**EXERCISE AIM**
The listing below should be written out exactly; please include all of it.

**DATA LISTING**
________________

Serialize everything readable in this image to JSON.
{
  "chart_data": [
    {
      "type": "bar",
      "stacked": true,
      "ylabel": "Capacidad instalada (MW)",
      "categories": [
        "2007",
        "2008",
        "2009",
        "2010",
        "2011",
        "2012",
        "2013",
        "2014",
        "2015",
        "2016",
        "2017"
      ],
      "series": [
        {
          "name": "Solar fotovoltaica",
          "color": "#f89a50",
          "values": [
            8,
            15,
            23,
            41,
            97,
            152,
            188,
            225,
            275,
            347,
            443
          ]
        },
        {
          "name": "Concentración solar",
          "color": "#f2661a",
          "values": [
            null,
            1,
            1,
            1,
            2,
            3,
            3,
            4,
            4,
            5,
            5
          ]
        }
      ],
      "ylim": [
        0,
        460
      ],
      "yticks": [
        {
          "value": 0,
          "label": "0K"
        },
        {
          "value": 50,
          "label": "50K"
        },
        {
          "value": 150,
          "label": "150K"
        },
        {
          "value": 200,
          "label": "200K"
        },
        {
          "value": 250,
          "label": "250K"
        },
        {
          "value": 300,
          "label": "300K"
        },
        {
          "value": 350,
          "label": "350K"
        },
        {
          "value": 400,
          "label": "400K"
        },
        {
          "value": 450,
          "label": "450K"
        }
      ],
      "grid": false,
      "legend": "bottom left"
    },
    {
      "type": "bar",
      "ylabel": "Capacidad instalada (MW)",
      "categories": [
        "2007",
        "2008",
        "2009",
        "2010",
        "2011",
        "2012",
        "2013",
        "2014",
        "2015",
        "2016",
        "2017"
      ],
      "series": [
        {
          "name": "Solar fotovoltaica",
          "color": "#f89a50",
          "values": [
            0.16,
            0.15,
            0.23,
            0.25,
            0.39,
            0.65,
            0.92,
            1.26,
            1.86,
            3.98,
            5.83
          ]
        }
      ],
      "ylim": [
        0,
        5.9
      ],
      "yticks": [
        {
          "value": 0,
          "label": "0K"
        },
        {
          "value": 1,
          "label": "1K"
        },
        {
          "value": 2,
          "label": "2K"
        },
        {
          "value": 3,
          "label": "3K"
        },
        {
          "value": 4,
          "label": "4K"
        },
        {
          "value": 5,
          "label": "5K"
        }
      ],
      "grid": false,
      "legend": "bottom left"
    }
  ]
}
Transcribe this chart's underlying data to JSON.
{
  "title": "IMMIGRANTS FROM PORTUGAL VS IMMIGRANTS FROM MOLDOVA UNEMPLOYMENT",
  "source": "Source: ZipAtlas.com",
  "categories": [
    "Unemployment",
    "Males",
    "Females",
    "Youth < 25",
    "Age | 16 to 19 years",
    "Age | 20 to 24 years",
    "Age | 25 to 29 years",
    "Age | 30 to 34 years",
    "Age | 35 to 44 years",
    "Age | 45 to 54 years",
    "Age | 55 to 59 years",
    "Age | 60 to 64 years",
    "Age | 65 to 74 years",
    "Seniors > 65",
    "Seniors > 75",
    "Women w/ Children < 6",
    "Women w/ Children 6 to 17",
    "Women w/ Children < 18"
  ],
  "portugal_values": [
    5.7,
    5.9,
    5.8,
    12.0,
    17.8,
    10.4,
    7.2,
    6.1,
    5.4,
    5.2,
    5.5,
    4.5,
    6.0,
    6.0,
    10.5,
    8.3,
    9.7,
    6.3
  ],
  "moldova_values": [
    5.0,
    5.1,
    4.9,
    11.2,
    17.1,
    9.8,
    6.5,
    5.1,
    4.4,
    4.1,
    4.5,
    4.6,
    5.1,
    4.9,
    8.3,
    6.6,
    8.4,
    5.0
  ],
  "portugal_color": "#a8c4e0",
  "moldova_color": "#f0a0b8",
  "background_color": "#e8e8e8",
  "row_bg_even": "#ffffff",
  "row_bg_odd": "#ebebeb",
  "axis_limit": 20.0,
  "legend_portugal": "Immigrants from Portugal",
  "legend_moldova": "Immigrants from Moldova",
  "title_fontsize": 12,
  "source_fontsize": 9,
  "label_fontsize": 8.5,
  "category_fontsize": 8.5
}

________________

**TASK RESULT**
Serialize everything readable in this image to JSON.
{
  "chart_data": [
    {
      "type": "bar",
      "stacked": true,
      "ylabel": "Capacidad instalada (MW)",
      "categories": [
        "2007",
        "2008",
        "2009",
        "2010",
        "2011",
        "2012",
        "2013",
        "2014",
        "2015",
        "2016",
        "2017"
      ],
      "series": [
        {
          "name": "Solar fotovoltaica",
          "color": "#f89a50",
          "values": [
            8,
            15,
            23,
            41,
            97,
            152,
            188,
            225,
            275,
            347,
            443
          ]
        },
        {
          "name": "Concentración solar",
          "color": "#f2661a",
          "values": [
            null,
            1,
            1,
            1,
            2,
            3,
            3,
            4,
            4,
            5,
            5
          ]
        }
      ],
      "ylim": [
        0,
        460
      ],
      "yticks": [
        {
          "value": 0,
          "label": "0K"
        },
        {
          "value": 50,
          "label": "50K"
        },
        {
          "value": 150,
          "label": "150K"
        },
        {
          "value": 200,
          "label": "200K"
        },
        {
          "value": 250,
          "label": "250K"
        },
        {
          "value": 300,
          "label": "300K"
        },
        {
          "value": 350,
          "label": "350K"
        },
        {
          "value": 400,
          "label": "400K"
        },
        {
          "value": 450,
          "label": "450K"
        }
      ],
      "grid": false,
      "legend": "bottom left"
    },
    {
      "type": "bar",
      "ylabel": "Capacidad instalada (MW)",
      "categories": [
        "2007",
        "2008",
        "2009",
        "2010",
        "2011",
        "2012",
        "2013",
        "2014",
        "2015",
        "2016",
        "2017"
      ],
      "series": [
        {
          "name": "Solar fotovoltaica",
          "color": "#f89a50",
          "values": [
            0.16,
            0.15,
            0.23,
            0.25,
            0.39,
            0.65,
            0.92,
            1.26,
            1.86,
            3.98,
            5.83
          ]
        }
      ],
      "ylim": [
        0,
        5.9
      ],
      "yticks": [
        {
          "value": 0,
          "label": "0K"
        },
        {
          "value": 1,
          "label": "1K"
        },
        {
          "value": 2,
          "label": "2K"
        },
        {
          "value": 3,
          "label": "3K"
        },
        {
          "value": 4,
          "label": "4K"
        },
        {
          "value": 5,
          "label": "5K"
        }
      ],
      "grid": false,
      "legend": "bottom left"
    }
  ]
}
Transcribe this chart's underlying data to JSON.
{
  "title": "IMMIGRANTS FROM PORTUGAL VS IMMIGRANTS FROM MOLDOVA UNEMPLOYMENT",
  "source": "Source: ZipAtlas.com",
  "categories": [
    "Unemployment",
    "Males",
    "Females",
    "Youth < 25",
    "Age | 16 to 19 years",
    "Age | 20 to 24 years",
    "Age | 25 to 29 years",
    "Age | 30 to 34 years",
    "Age | 35 to 44 years",
    "Age | 45 to 54 years",
    "Age | 55 to 59 years",
    "Age | 60 to 64 years",
    "Age | 65 to 74 years",
    "Seniors > 65",
    "Seniors > 75",
    "Women w/ Children < 6",
    "Women w/ Children 6 to 17",
    "Women w/ Children < 18"
  ],
  "portugal_values": [
    5.7,
    5.9,
    5.8,
    12.0,
    17.8,
    10.4,
    7.2,
    6.1,
    5.4,
    5.2,
    5.5,
    4.5,
    6.0,
    6.0,
    10.5,
    8.3,
    9.7,
    6.3
  ],
  "moldova_values": [
    5.0,
    5.1,
    4.9,
    11.2,
    17.1,
    9.8,
    6.5,
    5.1,
    4.4,
    4.1,
    4.5,
    4.6,
    5.1,
    4.9,
    8.3,
    6.6,
    8.4,
    5.0
  ],
  "portugal_color": "#a8c4e0",
  "moldova_color": "#f0a0b8",
  "background_color": "#e8e8e8",
  "row_bg_even": "#ffffff",
  "row_bg_odd": "#ebebeb",
  "axis_limit": 20.0,
  "legend_portugal": "Immigrants from Portugal",
  "legend_moldova": "Immigrants from Moldova",
  "title_fontsize": 12,
  "source_fontsize": 9,
  "label_fontsize": 8.5,
  "category_fontsize": 8.5
}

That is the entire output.